START PROVIDED ENTRIES

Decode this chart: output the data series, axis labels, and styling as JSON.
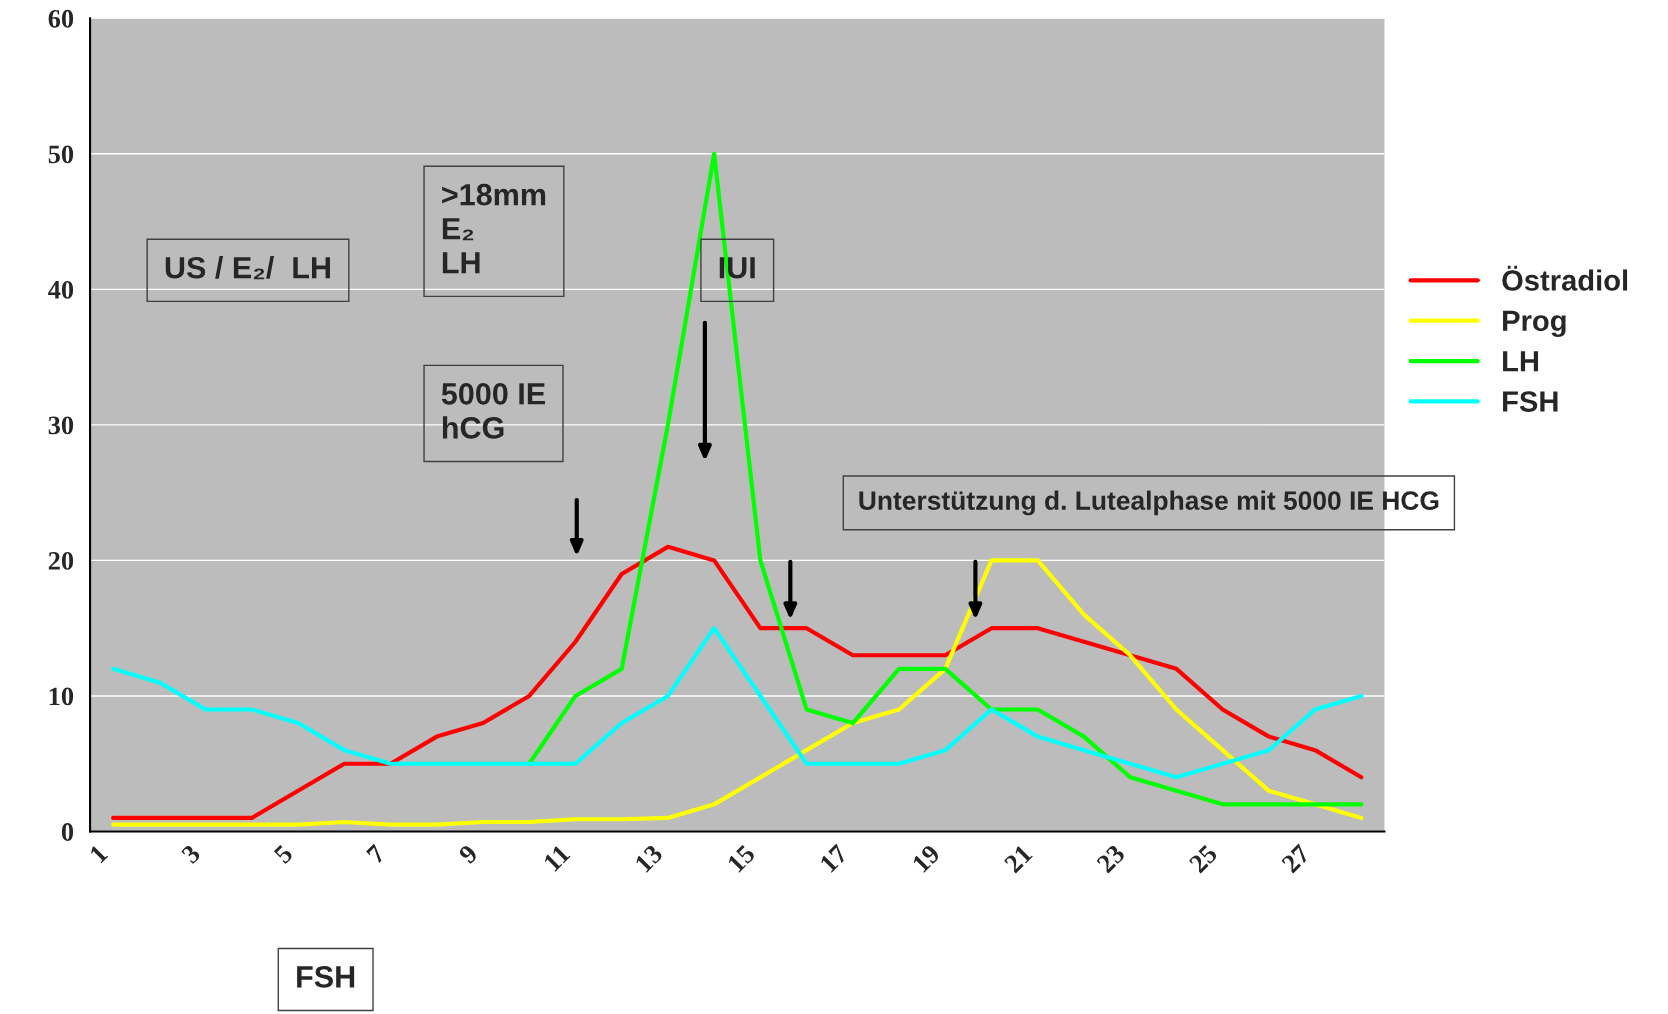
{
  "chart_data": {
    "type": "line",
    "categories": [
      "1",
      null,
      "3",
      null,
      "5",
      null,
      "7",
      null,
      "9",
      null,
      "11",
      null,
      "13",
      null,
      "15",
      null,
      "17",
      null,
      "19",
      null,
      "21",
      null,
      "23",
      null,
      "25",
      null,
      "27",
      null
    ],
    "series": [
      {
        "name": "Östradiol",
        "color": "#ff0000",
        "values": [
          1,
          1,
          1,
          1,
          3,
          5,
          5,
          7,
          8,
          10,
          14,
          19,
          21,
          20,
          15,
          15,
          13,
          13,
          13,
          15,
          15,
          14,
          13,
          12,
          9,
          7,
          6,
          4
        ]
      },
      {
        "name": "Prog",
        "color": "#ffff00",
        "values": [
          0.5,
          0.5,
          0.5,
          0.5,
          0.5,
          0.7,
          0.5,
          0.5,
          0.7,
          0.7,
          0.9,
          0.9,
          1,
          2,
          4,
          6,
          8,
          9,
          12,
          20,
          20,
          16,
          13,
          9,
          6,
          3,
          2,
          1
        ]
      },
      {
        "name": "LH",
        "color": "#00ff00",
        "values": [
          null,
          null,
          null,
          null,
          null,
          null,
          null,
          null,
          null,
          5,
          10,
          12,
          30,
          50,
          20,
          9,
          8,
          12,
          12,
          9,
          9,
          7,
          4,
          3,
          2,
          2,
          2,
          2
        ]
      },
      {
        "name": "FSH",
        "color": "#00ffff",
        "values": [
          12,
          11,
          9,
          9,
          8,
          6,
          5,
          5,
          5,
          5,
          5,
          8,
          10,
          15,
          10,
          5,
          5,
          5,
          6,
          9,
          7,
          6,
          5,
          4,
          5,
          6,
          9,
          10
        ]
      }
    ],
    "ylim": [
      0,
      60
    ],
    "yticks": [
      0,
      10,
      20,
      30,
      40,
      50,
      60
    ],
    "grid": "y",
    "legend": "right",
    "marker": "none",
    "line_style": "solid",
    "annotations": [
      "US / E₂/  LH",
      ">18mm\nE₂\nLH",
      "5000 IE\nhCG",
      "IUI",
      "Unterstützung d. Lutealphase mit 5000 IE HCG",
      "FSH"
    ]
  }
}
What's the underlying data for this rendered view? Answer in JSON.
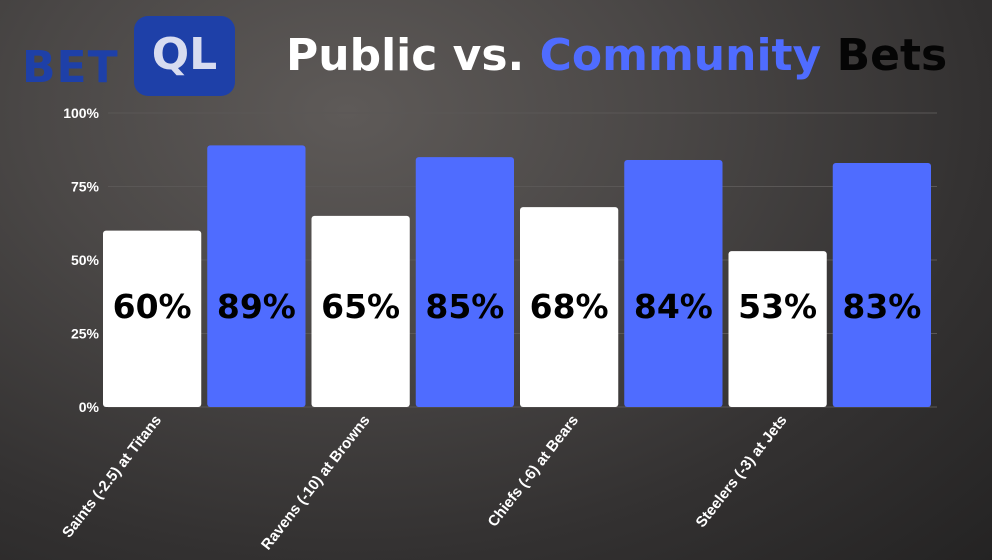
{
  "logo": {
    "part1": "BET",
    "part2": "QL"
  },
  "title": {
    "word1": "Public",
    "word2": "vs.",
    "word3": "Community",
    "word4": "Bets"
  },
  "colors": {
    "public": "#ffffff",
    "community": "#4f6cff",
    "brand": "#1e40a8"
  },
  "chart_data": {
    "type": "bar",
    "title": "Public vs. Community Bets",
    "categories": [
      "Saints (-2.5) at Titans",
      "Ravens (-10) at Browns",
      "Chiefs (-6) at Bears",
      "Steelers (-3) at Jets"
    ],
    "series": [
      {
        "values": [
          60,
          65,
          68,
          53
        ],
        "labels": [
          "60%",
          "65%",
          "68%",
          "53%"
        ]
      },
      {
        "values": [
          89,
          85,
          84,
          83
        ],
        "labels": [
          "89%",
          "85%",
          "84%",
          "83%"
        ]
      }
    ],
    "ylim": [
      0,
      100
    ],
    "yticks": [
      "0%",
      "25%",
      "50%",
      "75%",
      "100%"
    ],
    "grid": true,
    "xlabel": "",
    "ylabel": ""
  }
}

END PROVIDED ENTRIES

◆ **REQUIRED WORK**:
Your copy of the data should match it exactly, except that pictures are left out.

◆ **RESULT BELOW**:
Decode this chart: output the data series, axis labels, and styling as JSON.
{
  "chart_data": {
    "type": "line",
    "categories": [
      "1",
      null,
      "3",
      null,
      "5",
      null,
      "7",
      null,
      "9",
      null,
      "11",
      null,
      "13",
      null,
      "15",
      null,
      "17",
      null,
      "19",
      null,
      "21",
      null,
      "23",
      null,
      "25",
      null,
      "27",
      null
    ],
    "series": [
      {
        "name": "Östradiol",
        "color": "#ff0000",
        "values": [
          1,
          1,
          1,
          1,
          3,
          5,
          5,
          7,
          8,
          10,
          14,
          19,
          21,
          20,
          15,
          15,
          13,
          13,
          13,
          15,
          15,
          14,
          13,
          12,
          9,
          7,
          6,
          4
        ]
      },
      {
        "name": "Prog",
        "color": "#ffff00",
        "values": [
          0.5,
          0.5,
          0.5,
          0.5,
          0.5,
          0.7,
          0.5,
          0.5,
          0.7,
          0.7,
          0.9,
          0.9,
          1,
          2,
          4,
          6,
          8,
          9,
          12,
          20,
          20,
          16,
          13,
          9,
          6,
          3,
          2,
          1
        ]
      },
      {
        "name": "LH",
        "color": "#00ff00",
        "values": [
          null,
          null,
          null,
          null,
          null,
          null,
          null,
          null,
          null,
          5,
          10,
          12,
          30,
          50,
          20,
          9,
          8,
          12,
          12,
          9,
          9,
          7,
          4,
          3,
          2,
          2,
          2,
          2
        ]
      },
      {
        "name": "FSH",
        "color": "#00ffff",
        "values": [
          12,
          11,
          9,
          9,
          8,
          6,
          5,
          5,
          5,
          5,
          5,
          8,
          10,
          15,
          10,
          5,
          5,
          5,
          6,
          9,
          7,
          6,
          5,
          4,
          5,
          6,
          9,
          10
        ]
      }
    ],
    "ylim": [
      0,
      60
    ],
    "yticks": [
      0,
      10,
      20,
      30,
      40,
      50,
      60
    ],
    "grid": "y",
    "legend": "right",
    "marker": "none",
    "line_style": "solid",
    "annotations": [
      "US / E₂/  LH",
      ">18mm\nE₂\nLH",
      "5000 IE\nhCG",
      "IUI",
      "Unterstützung d. Lutealphase mit 5000 IE HCG",
      "FSH"
    ]
  }
}
What's the underlying data for this rendered view? Answer in JSON.
{
  "logo": {
    "part1": "BET",
    "part2": "QL"
  },
  "title": {
    "word1": "Public",
    "word2": "vs.",
    "word3": "Community",
    "word4": "Bets"
  },
  "colors": {
    "public": "#ffffff",
    "community": "#4f6cff",
    "brand": "#1e40a8"
  },
  "chart_data": {
    "type": "bar",
    "title": "Public vs. Community Bets",
    "categories": [
      "Saints (-2.5) at Titans",
      "Ravens (-10) at Browns",
      "Chiefs (-6) at Bears",
      "Steelers (-3) at Jets"
    ],
    "series": [
      {
        "values": [
          60,
          65,
          68,
          53
        ],
        "labels": [
          "60%",
          "65%",
          "68%",
          "53%"
        ]
      },
      {
        "values": [
          89,
          85,
          84,
          83
        ],
        "labels": [
          "89%",
          "85%",
          "84%",
          "83%"
        ]
      }
    ],
    "ylim": [
      0,
      100
    ],
    "yticks": [
      "0%",
      "25%",
      "50%",
      "75%",
      "100%"
    ],
    "grid": true,
    "xlabel": "",
    "ylabel": ""
  }
}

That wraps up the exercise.